Find every line below that contains the string "label" and copy each one. Case counts.

## START EXTRACTED DATA

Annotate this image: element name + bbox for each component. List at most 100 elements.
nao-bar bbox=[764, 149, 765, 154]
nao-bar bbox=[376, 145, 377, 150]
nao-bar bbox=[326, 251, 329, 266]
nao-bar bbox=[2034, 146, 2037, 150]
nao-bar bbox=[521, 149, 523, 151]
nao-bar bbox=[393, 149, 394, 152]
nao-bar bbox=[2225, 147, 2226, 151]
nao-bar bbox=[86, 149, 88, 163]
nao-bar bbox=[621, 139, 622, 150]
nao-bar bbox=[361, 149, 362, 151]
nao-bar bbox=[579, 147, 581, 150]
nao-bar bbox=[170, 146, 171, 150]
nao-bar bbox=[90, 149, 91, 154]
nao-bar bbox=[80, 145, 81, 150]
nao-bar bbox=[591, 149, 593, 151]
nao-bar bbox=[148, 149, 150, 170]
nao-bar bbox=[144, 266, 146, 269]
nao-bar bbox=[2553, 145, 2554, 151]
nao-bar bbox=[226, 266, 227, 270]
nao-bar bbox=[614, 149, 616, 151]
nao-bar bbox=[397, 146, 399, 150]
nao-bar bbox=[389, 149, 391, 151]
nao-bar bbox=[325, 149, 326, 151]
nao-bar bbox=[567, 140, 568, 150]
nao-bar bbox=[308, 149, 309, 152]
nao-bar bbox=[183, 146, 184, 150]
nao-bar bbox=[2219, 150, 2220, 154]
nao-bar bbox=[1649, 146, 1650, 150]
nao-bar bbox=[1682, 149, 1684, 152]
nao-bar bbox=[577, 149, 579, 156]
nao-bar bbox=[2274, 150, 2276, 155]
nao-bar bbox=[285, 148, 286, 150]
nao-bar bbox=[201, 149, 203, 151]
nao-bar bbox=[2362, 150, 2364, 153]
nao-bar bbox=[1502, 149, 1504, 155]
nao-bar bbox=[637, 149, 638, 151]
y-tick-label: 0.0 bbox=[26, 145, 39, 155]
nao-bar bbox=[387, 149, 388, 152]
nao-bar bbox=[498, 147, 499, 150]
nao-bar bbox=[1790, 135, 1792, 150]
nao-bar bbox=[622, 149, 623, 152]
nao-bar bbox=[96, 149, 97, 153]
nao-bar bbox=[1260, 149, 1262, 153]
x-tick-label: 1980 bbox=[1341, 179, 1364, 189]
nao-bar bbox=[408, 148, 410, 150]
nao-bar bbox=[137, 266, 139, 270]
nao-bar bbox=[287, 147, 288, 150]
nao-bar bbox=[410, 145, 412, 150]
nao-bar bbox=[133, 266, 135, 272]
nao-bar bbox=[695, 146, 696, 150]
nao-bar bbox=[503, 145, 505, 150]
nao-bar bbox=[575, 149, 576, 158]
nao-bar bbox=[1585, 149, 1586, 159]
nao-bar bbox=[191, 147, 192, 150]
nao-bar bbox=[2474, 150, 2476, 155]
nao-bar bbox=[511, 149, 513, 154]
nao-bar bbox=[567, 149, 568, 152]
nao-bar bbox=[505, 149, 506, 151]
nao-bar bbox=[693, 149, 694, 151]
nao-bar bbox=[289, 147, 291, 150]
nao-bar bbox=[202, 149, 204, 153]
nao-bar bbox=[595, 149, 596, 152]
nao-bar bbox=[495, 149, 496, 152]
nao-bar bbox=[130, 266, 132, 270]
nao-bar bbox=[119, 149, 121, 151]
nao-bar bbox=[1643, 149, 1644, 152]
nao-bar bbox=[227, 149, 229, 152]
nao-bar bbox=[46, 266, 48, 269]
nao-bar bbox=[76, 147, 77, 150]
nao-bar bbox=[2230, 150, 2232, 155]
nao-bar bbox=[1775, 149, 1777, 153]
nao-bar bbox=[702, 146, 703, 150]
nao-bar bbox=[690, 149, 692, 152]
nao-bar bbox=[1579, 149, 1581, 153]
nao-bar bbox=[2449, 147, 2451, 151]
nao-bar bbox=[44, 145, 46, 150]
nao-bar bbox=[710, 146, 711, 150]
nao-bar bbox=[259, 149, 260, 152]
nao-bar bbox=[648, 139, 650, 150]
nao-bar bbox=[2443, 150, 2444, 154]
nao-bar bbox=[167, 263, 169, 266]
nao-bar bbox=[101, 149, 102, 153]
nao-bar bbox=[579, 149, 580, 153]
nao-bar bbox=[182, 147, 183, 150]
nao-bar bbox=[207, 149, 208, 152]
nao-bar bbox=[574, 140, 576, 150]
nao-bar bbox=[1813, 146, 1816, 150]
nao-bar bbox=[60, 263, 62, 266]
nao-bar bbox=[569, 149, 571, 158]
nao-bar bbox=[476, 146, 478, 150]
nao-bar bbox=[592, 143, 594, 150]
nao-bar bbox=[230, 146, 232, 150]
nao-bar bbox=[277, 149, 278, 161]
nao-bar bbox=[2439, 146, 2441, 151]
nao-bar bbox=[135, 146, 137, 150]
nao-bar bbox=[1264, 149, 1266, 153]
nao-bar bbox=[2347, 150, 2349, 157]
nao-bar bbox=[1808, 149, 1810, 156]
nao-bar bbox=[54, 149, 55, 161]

## END EXTRACTED DATA

RESPONSE BELOW
y-tick-label: 0.0 bbox=[26, 145, 39, 155]
x-tick-label: 1980 bbox=[1341, 179, 1364, 189]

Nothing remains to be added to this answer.